Data:
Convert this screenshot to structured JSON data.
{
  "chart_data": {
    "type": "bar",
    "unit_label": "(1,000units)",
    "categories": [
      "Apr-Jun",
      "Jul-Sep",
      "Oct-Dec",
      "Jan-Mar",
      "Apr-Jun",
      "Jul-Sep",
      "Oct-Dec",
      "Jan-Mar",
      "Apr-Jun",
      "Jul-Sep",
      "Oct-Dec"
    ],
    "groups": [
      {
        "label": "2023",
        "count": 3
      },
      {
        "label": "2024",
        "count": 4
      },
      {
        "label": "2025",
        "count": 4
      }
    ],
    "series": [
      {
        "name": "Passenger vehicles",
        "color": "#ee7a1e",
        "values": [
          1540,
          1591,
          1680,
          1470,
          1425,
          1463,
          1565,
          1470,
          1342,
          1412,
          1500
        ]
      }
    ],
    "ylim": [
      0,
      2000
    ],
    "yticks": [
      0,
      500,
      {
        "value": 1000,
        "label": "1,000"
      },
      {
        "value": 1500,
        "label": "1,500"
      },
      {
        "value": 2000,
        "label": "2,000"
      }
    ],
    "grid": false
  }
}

Set task: Give a word-for-word copy of the records.

Exercise answer:
Convert this screenshot to structured JSON data.
{
  "chart_data": {
    "type": "bar",
    "unit_label": "(1,000units)",
    "categories": [
      "Apr-Jun",
      "Jul-Sep",
      "Oct-Dec",
      "Jan-Mar",
      "Apr-Jun",
      "Jul-Sep",
      "Oct-Dec",
      "Jan-Mar",
      "Apr-Jun",
      "Jul-Sep",
      "Oct-Dec"
    ],
    "groups": [
      {
        "label": "2023",
        "count": 3
      },
      {
        "label": "2024",
        "count": 4
      },
      {
        "label": "2025",
        "count": 4
      }
    ],
    "series": [
      {
        "name": "Passenger vehicles",
        "color": "#ee7a1e",
        "values": [
          1540,
          1591,
          1680,
          1470,
          1425,
          1463,
          1565,
          1470,
          1342,
          1412,
          1500
        ]
      }
    ],
    "ylim": [
      0,
      2000
    ],
    "yticks": [
      0,
      500,
      {
        "value": 1000,
        "label": "1,000"
      },
      {
        "value": 1500,
        "label": "1,500"
      },
      {
        "value": 2000,
        "label": "2,000"
      }
    ],
    "grid": false
  }
}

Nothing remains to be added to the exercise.